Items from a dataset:
-- begin --

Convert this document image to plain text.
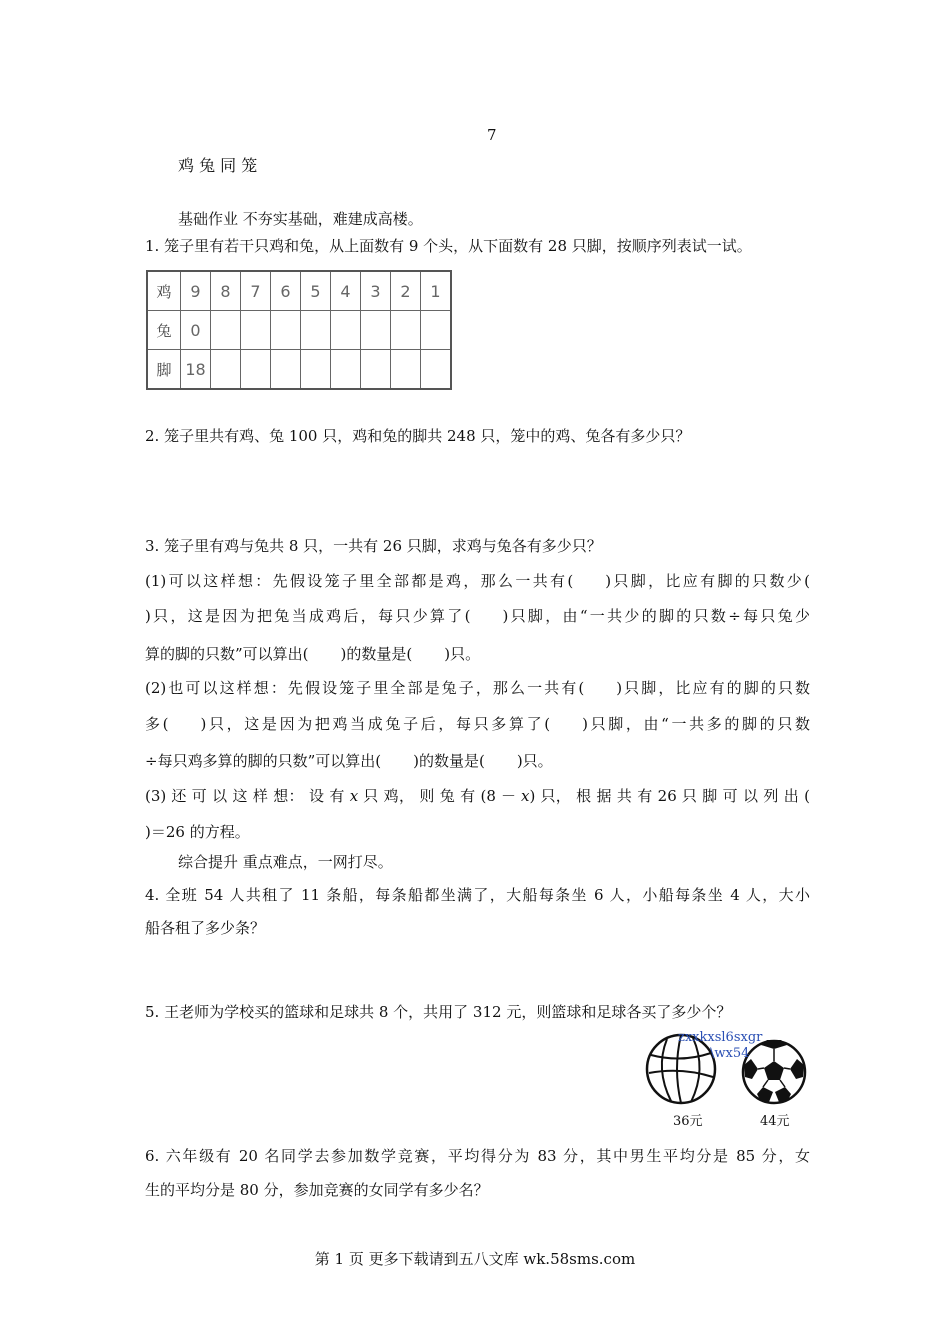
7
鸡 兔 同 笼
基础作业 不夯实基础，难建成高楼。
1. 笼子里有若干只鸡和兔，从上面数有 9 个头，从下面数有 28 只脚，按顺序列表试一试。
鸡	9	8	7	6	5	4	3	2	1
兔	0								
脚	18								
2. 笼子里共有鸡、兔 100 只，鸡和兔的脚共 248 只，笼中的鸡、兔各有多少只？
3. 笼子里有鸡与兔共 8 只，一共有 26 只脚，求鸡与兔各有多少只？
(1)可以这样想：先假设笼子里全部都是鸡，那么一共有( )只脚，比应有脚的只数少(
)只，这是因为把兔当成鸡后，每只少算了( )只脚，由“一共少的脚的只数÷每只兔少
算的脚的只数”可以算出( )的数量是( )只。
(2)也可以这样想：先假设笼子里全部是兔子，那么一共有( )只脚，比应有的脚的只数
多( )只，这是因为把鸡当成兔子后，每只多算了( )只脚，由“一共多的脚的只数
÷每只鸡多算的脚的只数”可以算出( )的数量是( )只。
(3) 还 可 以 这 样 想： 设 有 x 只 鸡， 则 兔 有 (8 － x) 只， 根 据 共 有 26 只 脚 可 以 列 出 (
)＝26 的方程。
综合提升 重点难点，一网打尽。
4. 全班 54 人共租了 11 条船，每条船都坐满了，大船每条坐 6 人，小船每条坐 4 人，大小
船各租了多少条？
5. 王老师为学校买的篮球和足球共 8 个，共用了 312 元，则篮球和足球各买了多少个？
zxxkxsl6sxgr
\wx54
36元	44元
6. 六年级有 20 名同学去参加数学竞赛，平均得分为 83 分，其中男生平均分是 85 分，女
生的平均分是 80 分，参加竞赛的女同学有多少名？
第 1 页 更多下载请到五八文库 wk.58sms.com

-- end --
-- begin --

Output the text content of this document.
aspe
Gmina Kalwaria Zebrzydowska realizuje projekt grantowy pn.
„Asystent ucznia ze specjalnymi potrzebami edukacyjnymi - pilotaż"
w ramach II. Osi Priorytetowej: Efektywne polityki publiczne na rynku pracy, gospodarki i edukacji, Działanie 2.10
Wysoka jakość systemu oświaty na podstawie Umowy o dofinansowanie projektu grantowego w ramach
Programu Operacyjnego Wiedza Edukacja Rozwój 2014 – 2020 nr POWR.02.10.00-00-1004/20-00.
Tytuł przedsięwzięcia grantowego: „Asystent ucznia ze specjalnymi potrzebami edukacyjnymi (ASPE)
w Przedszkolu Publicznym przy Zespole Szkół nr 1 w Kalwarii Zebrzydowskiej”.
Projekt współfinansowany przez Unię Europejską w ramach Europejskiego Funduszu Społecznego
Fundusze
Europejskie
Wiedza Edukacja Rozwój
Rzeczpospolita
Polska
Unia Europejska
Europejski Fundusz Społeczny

-- end --

• [Given request] Count how many lines above contain the word "this". Reply with the number alone.

• [Output of the task] 2